Look through the records that follow. Copy every line containing the word "Sales".
** begin **
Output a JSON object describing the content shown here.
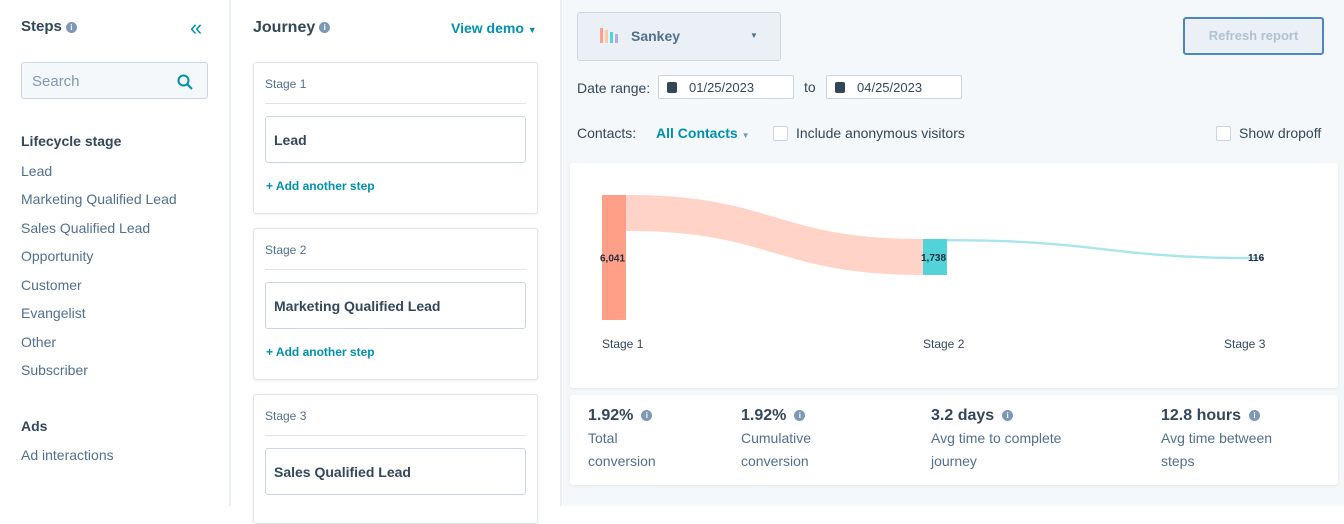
{
  "steps_panel": {
    "title": "Steps",
    "search_placeholder": "Search",
    "sections": [
      {
        "title": "Lifecycle stage",
        "items": [
          "Lead",
          "Marketing Qualified Lead",
          "Sales Qualified Lead",
          "Opportunity",
          "Customer",
          "Evangelist",
          "Other",
          "Subscriber"
        ]
      },
      {
        "title": "Ads",
        "items": [
          "Ad interactions"
        ]
      }
    ]
  },
  "journey": {
    "title": "Journey",
    "view_demo": "View demo",
    "add_step": "Add another step",
    "stages": [
      {
        "label": "Stage 1",
        "step": "Lead"
      },
      {
        "label": "Stage 2",
        "step": "Marketing Qualified Lead"
      },
      {
        "label": "Stage 3",
        "step": "Sales Qualified Lead"
      }
    ]
  },
  "report": {
    "chart_type": "Sankey",
    "refresh": "Refresh report",
    "date_range_label": "Date range:",
    "date_from": "01/25/2023",
    "to_label": "to",
    "date_to": "04/25/2023",
    "contacts_label": "Contacts:",
    "contacts_value": "All Contacts",
    "include_anonymous": "Include anonymous visitors",
    "show_dropoff": "Show dropoff"
  },
  "chart_data": {
    "type": "sankey",
    "nodes": [
      {
        "label": "Stage 1",
        "value": 6041,
        "display": "6,041",
        "color": "#ff9f87"
      },
      {
        "label": "Stage 2",
        "value": 1738,
        "display": "1,738",
        "color": "#51d3d9"
      },
      {
        "label": "Stage 3",
        "value": 116,
        "display": "116",
        "color": "#b9a7e8"
      }
    ],
    "links": [
      {
        "from": 0,
        "to": 1,
        "value": 1738,
        "color": "#ffd3c7"
      },
      {
        "from": 1,
        "to": 2,
        "value": 116,
        "color": "#a8e6ea"
      }
    ]
  },
  "stats": [
    {
      "value": "1.92%",
      "label": "Total conversion"
    },
    {
      "value": "1.92%",
      "label": "Cumulative conversion"
    },
    {
      "value": "3.2 days",
      "label": "Avg time to complete journey"
    },
    {
      "value": "12.8 hours",
      "label": "Avg time between steps"
    }
  ]
}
** end **
ANSWER TO THIS EXERCISE:
          "Sales Qualified Lead",
        "step": "Sales Qualified Lead"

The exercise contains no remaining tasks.